WRITTEN PROBLEM:
Filter out everything except lines holding "this".

RECORDS SUPPLIED:

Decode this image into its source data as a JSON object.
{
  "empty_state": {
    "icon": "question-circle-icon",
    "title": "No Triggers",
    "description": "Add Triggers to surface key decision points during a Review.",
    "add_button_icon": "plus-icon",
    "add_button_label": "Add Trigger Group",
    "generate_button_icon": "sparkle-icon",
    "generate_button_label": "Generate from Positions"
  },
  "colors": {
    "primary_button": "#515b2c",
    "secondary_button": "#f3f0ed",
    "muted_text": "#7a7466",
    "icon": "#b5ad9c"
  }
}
==
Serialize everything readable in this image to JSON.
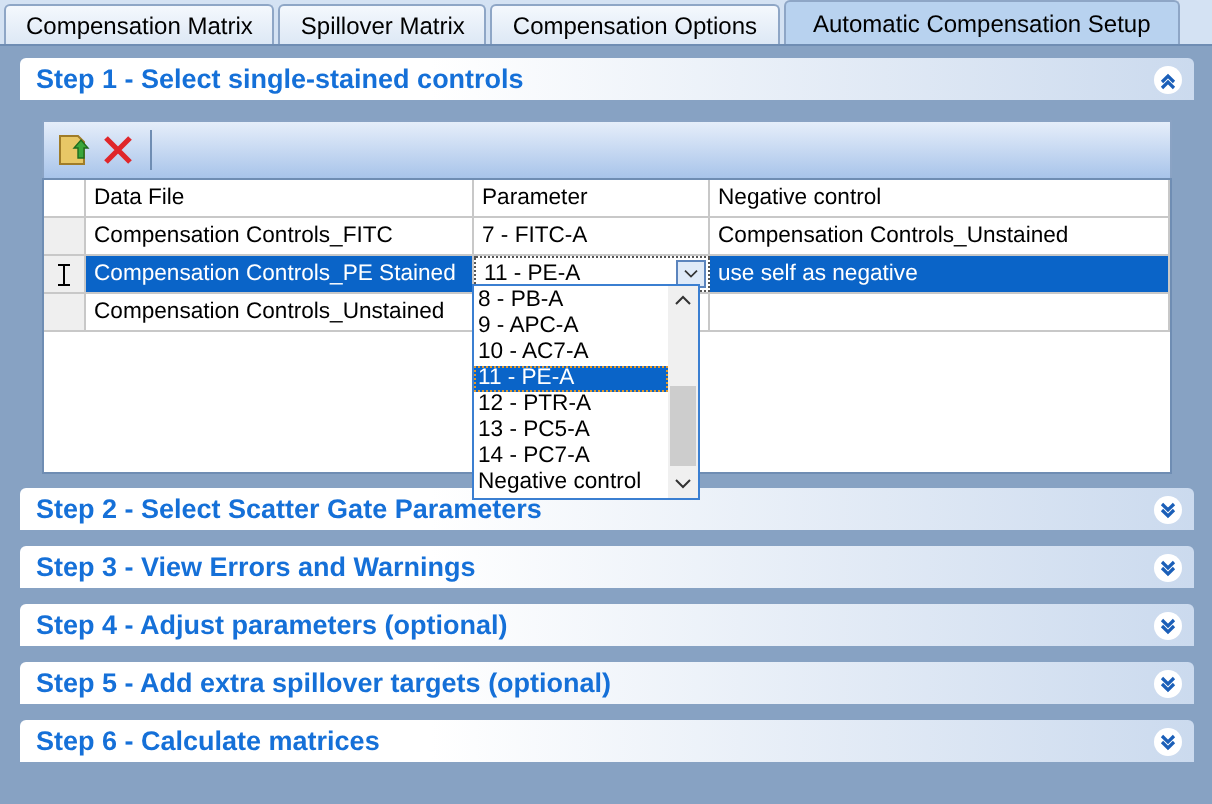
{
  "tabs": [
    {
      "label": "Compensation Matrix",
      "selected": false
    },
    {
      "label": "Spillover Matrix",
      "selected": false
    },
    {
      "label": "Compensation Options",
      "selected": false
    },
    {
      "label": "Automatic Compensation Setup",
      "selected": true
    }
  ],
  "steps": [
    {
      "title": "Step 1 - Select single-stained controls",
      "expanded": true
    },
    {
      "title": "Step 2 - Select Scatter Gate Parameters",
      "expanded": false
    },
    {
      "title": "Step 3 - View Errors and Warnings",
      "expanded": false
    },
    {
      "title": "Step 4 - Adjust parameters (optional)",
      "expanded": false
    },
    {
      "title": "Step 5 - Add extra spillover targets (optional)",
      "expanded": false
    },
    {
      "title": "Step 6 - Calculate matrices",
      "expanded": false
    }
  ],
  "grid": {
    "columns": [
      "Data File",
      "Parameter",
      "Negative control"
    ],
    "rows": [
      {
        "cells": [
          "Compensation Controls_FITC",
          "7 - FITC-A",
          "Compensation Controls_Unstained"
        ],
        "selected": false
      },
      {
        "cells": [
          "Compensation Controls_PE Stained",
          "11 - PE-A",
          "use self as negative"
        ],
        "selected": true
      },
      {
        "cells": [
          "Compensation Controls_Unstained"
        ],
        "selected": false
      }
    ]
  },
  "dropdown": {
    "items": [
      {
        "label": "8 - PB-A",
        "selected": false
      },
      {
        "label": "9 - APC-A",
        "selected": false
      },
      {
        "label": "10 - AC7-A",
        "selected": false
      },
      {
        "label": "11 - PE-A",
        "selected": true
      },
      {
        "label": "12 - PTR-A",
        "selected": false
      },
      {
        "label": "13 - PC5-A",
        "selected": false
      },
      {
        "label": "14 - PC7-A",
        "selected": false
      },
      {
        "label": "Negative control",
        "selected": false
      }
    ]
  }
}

FINISHED ANSWER:
Decode this image into its source data as a JSON object.
Serialize everything readable in this image to JSON.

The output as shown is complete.